Data records:
※
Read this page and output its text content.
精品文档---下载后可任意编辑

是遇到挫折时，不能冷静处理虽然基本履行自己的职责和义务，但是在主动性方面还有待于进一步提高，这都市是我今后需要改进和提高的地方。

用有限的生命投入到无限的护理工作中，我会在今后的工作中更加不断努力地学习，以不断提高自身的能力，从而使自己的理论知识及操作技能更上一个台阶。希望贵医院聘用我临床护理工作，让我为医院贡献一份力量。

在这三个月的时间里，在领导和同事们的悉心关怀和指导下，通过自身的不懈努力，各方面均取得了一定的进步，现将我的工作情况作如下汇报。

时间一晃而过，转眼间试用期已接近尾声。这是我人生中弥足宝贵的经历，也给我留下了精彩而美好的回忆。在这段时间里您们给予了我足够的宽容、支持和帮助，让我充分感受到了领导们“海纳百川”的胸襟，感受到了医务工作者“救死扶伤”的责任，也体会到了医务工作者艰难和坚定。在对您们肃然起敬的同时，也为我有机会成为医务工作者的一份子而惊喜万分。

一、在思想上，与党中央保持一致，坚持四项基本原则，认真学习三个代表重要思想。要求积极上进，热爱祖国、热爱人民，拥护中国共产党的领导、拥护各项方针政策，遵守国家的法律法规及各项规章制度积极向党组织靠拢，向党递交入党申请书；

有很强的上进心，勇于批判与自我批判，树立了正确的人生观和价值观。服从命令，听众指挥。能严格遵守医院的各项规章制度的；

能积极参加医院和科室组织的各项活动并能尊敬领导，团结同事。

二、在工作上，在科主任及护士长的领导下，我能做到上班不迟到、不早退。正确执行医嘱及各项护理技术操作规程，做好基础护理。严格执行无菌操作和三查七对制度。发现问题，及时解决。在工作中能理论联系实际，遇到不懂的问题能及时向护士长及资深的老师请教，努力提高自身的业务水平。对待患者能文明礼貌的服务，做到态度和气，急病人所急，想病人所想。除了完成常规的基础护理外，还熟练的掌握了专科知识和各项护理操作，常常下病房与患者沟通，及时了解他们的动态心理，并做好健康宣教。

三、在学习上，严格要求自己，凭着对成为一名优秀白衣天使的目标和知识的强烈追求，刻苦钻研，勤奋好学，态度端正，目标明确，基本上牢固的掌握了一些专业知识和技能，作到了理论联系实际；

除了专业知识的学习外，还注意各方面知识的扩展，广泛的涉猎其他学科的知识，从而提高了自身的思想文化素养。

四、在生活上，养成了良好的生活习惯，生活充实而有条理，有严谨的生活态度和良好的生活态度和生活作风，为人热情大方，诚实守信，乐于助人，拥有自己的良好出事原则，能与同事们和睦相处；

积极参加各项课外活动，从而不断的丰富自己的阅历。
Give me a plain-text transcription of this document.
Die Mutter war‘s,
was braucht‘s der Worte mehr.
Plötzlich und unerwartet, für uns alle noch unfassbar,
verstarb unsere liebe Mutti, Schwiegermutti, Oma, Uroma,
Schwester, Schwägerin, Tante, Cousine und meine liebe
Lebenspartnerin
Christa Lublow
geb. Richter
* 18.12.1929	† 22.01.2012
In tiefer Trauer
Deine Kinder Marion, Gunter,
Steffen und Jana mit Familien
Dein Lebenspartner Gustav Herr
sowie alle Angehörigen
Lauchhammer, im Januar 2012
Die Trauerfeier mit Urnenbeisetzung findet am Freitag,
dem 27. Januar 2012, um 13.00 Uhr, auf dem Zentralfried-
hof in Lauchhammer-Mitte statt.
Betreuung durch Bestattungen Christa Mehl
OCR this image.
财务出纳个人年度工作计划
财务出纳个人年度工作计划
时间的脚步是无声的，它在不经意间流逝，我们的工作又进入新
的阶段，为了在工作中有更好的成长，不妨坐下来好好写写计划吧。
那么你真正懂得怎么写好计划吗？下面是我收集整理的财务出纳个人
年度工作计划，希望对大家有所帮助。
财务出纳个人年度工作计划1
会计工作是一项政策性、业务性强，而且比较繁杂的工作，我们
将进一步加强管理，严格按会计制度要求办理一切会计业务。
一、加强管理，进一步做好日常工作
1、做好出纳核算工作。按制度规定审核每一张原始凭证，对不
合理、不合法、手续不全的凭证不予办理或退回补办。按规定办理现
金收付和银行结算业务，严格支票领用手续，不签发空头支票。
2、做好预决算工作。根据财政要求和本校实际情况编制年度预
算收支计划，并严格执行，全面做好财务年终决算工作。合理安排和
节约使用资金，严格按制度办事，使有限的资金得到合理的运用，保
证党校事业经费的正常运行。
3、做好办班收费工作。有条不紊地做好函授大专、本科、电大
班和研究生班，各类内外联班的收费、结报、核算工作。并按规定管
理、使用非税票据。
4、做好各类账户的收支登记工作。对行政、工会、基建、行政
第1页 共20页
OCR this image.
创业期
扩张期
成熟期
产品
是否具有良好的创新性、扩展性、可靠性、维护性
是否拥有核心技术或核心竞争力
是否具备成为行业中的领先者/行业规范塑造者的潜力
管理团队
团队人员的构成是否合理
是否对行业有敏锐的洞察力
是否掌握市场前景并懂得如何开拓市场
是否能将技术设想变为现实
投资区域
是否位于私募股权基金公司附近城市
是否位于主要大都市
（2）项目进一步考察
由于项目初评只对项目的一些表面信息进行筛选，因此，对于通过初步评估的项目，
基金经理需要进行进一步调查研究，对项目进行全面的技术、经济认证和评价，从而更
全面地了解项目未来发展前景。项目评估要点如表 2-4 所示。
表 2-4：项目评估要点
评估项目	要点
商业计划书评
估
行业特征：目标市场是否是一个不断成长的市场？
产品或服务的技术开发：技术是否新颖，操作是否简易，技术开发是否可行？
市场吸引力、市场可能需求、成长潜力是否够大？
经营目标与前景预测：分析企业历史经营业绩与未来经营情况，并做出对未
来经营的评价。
※
## Required task
From the data above, copy each line where the string "liebe" appears.

## Output for this task
verstarb unsere liebe Mutti, Schwiegermutti, Oma, Uroma,
Schwester, Schwägerin, Tante, Cousine und meine liebe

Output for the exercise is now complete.